**REQUIRED TASK**
Pull every line holding the string "donc" from the records below.

**SUPPLIED DATA**
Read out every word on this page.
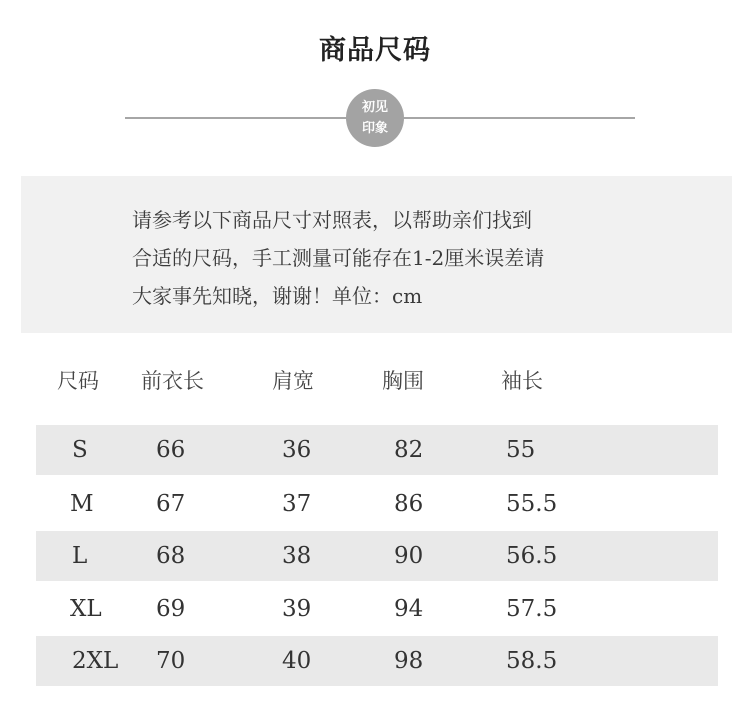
商品尺码
初见
印象
请参考以下商品尺寸对照表，以帮助亲们找到
合适的尺码，手工测量可能存在1-2厘米误差请
大家事先知晓，谢谢！单位：cm
尺码 前衣长	肩宽	胸围	袖长
S	66	36	82	55
M	67	37	86	55.5
L	68	38	90	56.5
XL 69	39	94	57.5
2XL 70	40	98	58.5
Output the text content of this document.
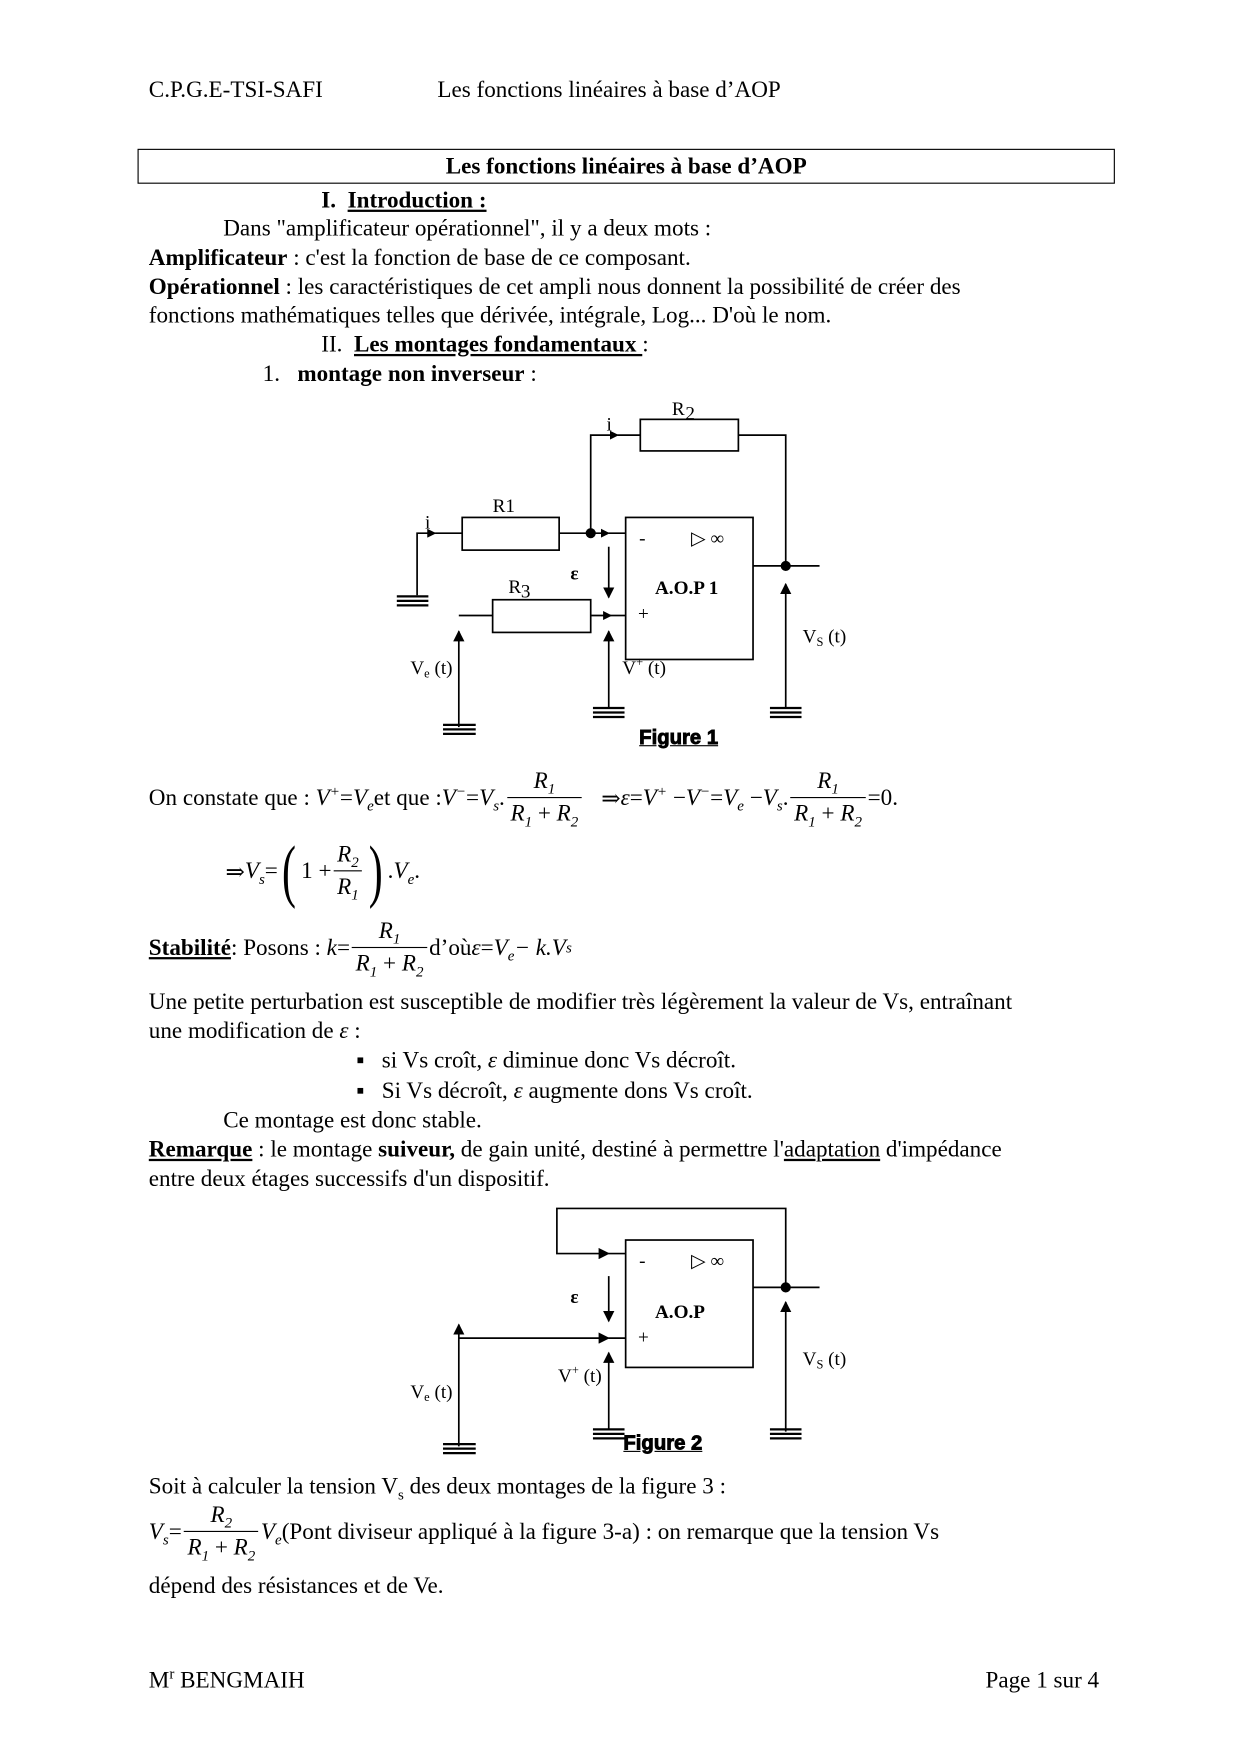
C.P.G.E-TSI-SAFI	Les fonctions linéaires à base d’AOP
Les fonctions linéaires à base d’AOP
I. Introduction :
Dans "amplificateur opérationnel", il y a deux mots :
Amplificateur : c'est la fonction de base de ce composant.
Opérationnel : les caractéristiques de cet ampli nous donnent la possibilité de créer des
fonctions mathématiques telles que dérivée, intégrale, Log... D'où le nom.
II. Les montages fondamentaux :
1. montage non inverseur :
R 2
i
i
R1
R 3
ε
-	▷ ∞
A.O.P 1
+
VS (t)
Ve (t)	V+ (t)
ε
-	▷ ∞
A.O.P
+
VS (t)
Ve (t)
V+ (t)
Figure 1
Figure 2
On constate que :
$V^+ = V_e$ et que : $V^- = V_s$ . $\frac{R_1}{R_1 + R_2}$
⇒ ε = V+
− $V^- = V_e$
− $V_s$ . $\frac{R_1}{R_1 + R_2} =0$.
⇒ $V_s$ = ( $1 + \frac{R_2}{R_1}$ ) . $V_e$ .
Stabilité : Posons :
$k = \frac{R_1}{R_1 + R_2}$ d’où $\varepsilon = V_e - k.V$ s
Une petite perturbation est susceptible de modifier très légèrement la valeur de Vs, entraînant
une modification de ε :
▪ si Vs croît, ε diminue donc Vs décroît.
▪ Si Vs décroît, ε augmente dons Vs croît.
Ce montage est donc stable.
Remarque : le montage suiveur, de gain unité, destiné à permettre l'adaptation d'impédance
entre deux étages successifs d'un dispositif.
Soit à calculer la tension $V_s$ des deux montages de la figure 3 :
$V_s = \frac{R_2}{R_1 + R_2} V_e$ (Pont diviseur appliqué à la figure 3-a) : on remarque que la tension Vs
dépend des résistances et de Ve.
$M^r$ BENGMAIH	Page 1 sur 4
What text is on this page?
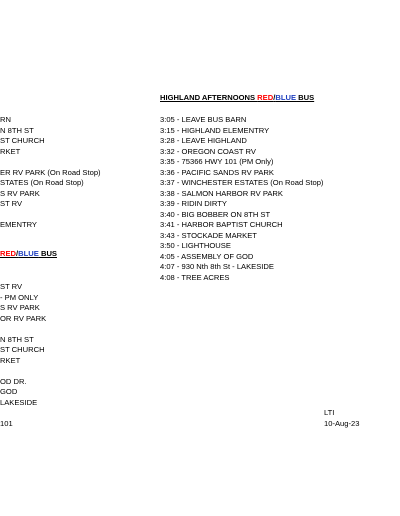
HIGHLAND AFTERNOONS RED/BLUE BUS
3:05 - LEAVE BUS BARN
3:15 - HIGHLAND ELEMENTRY
3:28 - LEAVE HIGHLAND
3:32 - OREGON COAST RV
3:35 - 75366 HWY 101 (PM Only)
3:36 - PACIFIC SANDS RV PARK
3:37 - WINCHESTER ESTATES (On Road Stop)
3:38 - SALMON HARBOR RV PARK
3:39 - RIDIN DIRTY
3:40 - BIG BOBBER ON 8TH ST
3:41 - HARBOR BAPTIST CHURCH
3:43 - STOCKADE MARKET
3:50 - LIGHTHOUSE
4:05 - ASSEMBLY OF GOD
4:07 - 930 Nth 8th St - LAKESIDE
4:08 - TREE ACRES
LTI
10-Aug-23
RN
N 8TH ST
ST CHURCH
RKET
ER RV PARK (On Road Stop)
STATES (On Road Stop)
S RV PARK
ST RV
EMENTRY
RED/BLUE BUS
ST RV
- PM ONLY
S RV PARK
OR RV PARK
N 8TH ST
ST CHURCH
RKET
OD DR.
GOD
LAKESIDE
101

**PROBLEM SOLUTION**
▪ si Vs croît, ε diminue donc Vs décroît.
Ce montage est donc stable.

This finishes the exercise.